■ ESTRATTO SELEZIONATO:
———
De Luca proclamato presidente ma non si presenta. Le opposizioni: “Venga sospeso”

La proclamazione è stata effettuata dall’Ufficio elettorale regionale della Corte d’Appello di Napoli. De Luca non era tuttavia presente al momento della proclamazione ed è saltato il rito del passaggio delle consegne con l’ex inquilino di Palazzo Santa Lucia

vincenzo-de-lucaVincenzo De Luca è stato proclamato ufficialmente presidente della Regione Campania. La proclamazione è avvenuta nell’aula Arengario da parte dall’Ufficio elettorale regionale della Corte d’Appello di Napoli. Non è mancato il colpo di scena da parte di De Luca, che spiazzando tutti non si è presentato e si è dovuto procedere alla proclamazione in sua assenza.

A causa dell’assenza dell’ex Sindaco di Salerno, è saltato il rito del passaggio delle consegne con Stefano Caldoro. In queste ore ci sarà da capire come avverrà la sospensione del neoeletto governatore, su cui pende la scure della legge Severino. Le opposizioni, hanno chiesto che De Luca sia sospeso immediatamente e che il premier Matteo Renzi non indugi nel farlo. I delegati dei candidati presidenti alla Regione Campania, Valeria Ciarambino per il Movimento Cinque Stelle e Salvatore Vozza per Sinistra al lavoro, hanno presentato delle annotazioni al verbale di proclamazione.
———
■ DATI FORNITI:

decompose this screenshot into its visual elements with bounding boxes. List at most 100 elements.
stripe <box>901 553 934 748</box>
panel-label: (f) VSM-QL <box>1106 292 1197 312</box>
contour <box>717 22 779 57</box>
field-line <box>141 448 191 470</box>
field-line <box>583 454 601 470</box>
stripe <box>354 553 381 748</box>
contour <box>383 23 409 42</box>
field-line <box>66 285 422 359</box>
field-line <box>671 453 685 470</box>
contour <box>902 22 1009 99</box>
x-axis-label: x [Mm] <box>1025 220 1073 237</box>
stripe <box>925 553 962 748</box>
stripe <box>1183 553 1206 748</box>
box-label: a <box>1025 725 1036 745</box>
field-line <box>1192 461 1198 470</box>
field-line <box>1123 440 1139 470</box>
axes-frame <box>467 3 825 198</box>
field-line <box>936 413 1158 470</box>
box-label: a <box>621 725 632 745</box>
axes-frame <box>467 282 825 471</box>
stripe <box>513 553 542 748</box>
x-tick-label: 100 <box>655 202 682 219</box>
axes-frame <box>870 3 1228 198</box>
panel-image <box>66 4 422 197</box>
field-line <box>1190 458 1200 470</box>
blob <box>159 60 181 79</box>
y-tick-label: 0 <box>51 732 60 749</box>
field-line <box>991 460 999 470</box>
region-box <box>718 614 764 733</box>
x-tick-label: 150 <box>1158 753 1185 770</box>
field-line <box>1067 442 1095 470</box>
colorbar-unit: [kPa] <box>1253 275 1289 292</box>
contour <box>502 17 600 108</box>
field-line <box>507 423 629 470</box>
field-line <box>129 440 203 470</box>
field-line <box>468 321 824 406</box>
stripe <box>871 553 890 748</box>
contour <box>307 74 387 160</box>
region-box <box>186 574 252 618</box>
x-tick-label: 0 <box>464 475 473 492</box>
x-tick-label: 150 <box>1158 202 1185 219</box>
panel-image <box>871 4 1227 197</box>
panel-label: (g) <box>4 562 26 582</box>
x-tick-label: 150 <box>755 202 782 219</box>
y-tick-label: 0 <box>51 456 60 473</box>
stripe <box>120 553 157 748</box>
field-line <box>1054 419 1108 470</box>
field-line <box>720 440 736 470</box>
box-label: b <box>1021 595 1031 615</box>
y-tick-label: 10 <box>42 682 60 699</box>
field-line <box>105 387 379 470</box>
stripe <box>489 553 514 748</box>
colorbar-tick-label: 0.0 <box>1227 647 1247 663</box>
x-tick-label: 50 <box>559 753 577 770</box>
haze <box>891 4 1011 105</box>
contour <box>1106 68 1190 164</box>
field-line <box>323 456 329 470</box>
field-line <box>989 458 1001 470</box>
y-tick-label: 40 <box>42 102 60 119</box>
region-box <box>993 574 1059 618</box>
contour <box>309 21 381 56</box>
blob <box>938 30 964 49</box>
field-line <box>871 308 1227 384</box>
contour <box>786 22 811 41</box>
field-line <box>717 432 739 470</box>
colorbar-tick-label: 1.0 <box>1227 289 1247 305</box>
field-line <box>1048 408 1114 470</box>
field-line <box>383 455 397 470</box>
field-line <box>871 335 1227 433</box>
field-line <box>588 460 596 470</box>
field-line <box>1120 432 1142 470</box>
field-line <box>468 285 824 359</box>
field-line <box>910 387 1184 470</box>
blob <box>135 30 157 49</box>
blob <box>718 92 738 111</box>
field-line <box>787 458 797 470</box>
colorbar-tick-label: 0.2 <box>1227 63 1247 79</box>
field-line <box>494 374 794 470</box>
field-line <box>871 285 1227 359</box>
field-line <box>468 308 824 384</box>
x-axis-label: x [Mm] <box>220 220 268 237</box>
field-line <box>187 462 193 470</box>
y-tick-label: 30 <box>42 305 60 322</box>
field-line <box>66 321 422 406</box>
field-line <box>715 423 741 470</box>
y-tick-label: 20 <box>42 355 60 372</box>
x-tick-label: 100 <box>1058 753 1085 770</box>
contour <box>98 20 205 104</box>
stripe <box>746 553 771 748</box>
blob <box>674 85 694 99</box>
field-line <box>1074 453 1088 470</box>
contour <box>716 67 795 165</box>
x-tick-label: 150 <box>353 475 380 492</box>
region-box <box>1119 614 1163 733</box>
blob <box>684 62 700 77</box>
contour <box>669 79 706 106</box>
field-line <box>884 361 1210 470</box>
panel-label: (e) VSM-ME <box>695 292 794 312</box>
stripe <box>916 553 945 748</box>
———
■ OBIETTIVO DEL COMPITO: Puoi riprodurre alla lettera il brano dell'articolo sulla proclamazione di De Luca, cominciando da "La proclamazione è stata" e finendo con "in sua assenza."? I dati non servono a nulla in questo caso.

■ SEZIONE RISPOSTA:
La proclamazione è stata effettuata dall’Ufficio elettorale regionale della Corte d’Appello di Napoli. De Luca non era tuttavia presente al momento della proclamazione ed è saltato il rito del passaggio delle consegne con l’ex inquilino di Palazzo Santa Lucia

vincenzo-de-lucaVincenzo De Luca è stato proclamato ufficialmente presidente della Regione Campania. La proclamazione è avvenuta nell’aula Arengario da parte dall’Ufficio elettorale regionale della Corte d’Appello di Napoli. Non è mancato il colpo di scena da parte di De Luca, che spiazzando tutti non si è presentato e si è dovuto procedere alla proclamazione in sua assenza.